Instructions for the task ▸
Going through the material below, please gather all lines with the word "value" in them.

Available data ▸
>>>
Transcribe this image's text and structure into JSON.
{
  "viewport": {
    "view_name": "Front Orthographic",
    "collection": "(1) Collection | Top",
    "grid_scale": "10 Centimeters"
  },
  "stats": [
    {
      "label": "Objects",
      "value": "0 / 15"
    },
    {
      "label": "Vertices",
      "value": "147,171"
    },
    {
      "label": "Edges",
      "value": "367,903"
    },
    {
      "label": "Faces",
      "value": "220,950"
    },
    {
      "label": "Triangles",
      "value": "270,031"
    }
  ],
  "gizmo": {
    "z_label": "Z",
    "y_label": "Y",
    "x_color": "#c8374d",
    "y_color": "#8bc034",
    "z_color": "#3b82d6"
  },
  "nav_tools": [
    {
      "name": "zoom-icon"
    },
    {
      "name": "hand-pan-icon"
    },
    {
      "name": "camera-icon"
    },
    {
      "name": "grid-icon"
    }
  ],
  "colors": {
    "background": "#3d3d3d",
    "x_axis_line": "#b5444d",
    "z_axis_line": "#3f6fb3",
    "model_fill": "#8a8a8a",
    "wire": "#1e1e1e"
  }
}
<<<
Completed exercise ▸
      "value": "0 / 15"
      "value": "147,171"
      "value": "367,903"
      "value": "220,950"
      "value": "270,031"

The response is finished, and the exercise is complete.